→ Description of the task
Reproduce each line from the records that holds "Converse".

[Data extracted from a collection]
§
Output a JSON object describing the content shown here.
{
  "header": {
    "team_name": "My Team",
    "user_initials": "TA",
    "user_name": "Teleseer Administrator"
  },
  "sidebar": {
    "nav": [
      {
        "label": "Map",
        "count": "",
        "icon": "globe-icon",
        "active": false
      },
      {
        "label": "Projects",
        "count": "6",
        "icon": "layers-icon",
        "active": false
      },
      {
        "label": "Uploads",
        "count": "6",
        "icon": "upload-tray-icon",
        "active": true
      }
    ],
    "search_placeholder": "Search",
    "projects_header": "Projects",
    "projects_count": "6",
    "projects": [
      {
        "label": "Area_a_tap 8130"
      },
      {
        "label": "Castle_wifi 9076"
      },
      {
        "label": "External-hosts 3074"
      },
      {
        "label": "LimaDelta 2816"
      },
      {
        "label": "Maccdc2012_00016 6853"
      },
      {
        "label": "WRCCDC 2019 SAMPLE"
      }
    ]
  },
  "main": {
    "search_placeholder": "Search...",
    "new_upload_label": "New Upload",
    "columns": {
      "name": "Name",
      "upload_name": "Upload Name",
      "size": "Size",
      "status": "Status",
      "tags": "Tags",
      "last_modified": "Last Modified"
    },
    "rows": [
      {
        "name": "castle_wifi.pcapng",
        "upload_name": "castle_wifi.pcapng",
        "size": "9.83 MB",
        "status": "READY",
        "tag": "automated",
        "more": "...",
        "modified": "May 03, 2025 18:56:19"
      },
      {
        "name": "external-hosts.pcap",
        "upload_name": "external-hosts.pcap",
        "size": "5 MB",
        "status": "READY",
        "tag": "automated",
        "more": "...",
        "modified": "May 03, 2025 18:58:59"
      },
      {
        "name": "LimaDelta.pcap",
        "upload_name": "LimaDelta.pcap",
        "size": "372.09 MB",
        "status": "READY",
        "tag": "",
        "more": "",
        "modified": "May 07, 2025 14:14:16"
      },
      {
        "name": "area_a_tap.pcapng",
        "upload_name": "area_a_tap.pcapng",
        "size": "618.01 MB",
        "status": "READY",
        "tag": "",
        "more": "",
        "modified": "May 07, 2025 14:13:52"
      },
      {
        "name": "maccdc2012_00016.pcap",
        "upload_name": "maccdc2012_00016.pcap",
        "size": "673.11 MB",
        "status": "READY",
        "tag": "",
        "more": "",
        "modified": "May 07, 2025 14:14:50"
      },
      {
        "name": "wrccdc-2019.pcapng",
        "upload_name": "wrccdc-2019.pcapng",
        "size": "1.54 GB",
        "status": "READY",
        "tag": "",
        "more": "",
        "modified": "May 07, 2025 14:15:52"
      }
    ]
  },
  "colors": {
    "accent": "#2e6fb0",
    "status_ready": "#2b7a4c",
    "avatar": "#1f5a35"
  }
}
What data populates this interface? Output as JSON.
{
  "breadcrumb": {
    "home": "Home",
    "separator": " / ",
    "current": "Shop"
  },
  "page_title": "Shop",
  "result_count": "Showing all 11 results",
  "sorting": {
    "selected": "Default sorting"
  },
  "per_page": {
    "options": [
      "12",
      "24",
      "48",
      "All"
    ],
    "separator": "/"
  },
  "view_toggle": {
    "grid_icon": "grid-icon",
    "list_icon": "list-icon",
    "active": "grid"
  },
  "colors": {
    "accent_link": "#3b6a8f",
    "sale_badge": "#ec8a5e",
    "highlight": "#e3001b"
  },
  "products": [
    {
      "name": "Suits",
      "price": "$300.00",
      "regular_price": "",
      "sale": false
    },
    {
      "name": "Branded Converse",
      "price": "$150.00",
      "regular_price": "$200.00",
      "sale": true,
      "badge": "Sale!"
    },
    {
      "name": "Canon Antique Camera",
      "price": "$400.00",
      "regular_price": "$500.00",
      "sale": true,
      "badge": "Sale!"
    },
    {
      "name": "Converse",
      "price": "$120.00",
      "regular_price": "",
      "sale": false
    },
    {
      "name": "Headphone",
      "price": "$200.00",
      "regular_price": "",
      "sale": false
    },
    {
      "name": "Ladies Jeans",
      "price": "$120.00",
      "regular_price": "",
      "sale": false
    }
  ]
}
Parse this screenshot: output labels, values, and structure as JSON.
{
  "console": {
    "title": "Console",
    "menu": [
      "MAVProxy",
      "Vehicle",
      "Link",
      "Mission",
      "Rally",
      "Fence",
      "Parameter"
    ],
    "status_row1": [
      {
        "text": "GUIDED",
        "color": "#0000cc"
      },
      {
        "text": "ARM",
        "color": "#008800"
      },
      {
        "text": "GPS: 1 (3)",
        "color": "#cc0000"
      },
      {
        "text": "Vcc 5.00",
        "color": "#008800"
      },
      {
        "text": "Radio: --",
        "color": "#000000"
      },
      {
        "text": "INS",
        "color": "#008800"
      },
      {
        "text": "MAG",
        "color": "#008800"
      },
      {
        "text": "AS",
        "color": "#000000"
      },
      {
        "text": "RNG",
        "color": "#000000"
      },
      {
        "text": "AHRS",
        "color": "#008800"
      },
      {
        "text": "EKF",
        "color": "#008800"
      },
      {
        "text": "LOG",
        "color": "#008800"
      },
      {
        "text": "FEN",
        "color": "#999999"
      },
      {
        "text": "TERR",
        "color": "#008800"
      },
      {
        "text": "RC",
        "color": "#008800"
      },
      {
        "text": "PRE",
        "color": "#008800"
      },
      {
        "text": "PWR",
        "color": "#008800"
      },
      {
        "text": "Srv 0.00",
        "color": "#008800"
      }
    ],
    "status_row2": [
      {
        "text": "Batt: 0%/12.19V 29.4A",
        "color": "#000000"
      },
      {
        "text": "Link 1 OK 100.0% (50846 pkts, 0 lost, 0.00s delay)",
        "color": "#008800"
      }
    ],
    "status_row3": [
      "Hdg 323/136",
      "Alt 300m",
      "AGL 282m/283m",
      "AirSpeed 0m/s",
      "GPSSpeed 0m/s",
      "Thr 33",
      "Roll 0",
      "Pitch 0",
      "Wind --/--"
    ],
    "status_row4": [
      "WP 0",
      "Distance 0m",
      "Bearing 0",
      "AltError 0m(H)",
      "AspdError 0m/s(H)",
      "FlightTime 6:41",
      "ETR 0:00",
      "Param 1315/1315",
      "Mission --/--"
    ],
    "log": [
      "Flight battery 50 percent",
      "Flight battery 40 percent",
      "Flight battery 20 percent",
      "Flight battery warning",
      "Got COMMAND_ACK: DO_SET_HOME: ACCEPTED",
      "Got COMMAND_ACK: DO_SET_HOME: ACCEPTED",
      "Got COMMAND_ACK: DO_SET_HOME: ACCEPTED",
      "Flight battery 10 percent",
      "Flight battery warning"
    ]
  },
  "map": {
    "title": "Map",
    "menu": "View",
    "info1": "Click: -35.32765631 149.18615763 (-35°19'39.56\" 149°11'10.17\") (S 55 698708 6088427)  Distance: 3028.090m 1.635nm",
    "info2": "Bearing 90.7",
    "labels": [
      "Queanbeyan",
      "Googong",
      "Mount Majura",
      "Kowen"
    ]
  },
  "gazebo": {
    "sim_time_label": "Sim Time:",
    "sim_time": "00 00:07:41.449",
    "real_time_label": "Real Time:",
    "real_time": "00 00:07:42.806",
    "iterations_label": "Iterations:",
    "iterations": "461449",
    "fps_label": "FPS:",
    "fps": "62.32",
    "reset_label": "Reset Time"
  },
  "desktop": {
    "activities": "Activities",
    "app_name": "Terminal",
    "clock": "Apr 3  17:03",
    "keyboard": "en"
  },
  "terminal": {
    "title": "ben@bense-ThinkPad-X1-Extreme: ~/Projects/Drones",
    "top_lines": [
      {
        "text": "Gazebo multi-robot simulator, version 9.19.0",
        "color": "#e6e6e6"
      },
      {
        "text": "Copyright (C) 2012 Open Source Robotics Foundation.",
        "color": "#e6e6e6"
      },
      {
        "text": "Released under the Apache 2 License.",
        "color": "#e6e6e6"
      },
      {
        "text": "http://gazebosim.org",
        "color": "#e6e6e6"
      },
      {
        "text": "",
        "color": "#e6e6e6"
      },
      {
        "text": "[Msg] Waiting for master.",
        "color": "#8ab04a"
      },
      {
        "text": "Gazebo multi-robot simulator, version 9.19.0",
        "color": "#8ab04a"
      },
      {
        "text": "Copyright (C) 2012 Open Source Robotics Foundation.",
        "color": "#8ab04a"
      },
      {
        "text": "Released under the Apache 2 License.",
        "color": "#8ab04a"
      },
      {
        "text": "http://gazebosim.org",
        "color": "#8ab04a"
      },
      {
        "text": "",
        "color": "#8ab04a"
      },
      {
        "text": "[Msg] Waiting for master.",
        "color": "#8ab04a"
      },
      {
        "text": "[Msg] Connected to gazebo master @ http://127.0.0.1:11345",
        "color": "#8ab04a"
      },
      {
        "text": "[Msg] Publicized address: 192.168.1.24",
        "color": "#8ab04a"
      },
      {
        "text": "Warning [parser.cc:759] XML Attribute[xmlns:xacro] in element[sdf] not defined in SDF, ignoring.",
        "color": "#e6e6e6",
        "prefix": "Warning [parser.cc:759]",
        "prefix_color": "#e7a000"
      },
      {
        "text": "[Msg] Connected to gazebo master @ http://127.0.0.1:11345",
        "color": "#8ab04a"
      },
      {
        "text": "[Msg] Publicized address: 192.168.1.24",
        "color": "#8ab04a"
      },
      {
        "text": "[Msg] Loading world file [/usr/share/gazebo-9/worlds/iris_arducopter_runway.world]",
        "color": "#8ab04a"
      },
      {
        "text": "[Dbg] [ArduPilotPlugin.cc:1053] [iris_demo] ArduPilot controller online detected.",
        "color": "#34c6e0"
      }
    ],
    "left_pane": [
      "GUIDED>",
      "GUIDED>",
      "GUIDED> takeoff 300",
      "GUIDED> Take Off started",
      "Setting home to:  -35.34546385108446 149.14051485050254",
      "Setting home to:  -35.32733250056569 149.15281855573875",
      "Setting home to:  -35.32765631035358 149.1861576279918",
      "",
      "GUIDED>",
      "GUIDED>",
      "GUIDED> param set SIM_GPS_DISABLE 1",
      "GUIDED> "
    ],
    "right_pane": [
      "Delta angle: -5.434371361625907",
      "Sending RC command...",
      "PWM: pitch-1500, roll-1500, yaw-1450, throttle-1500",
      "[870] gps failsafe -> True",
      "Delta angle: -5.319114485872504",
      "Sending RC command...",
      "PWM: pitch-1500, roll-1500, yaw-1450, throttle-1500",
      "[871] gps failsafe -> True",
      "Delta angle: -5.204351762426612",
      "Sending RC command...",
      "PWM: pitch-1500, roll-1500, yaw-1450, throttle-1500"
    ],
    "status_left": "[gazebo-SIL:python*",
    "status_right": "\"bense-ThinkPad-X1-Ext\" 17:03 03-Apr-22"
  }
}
§
→ Final result
      "name": "Branded Converse",
      "name": "Converse",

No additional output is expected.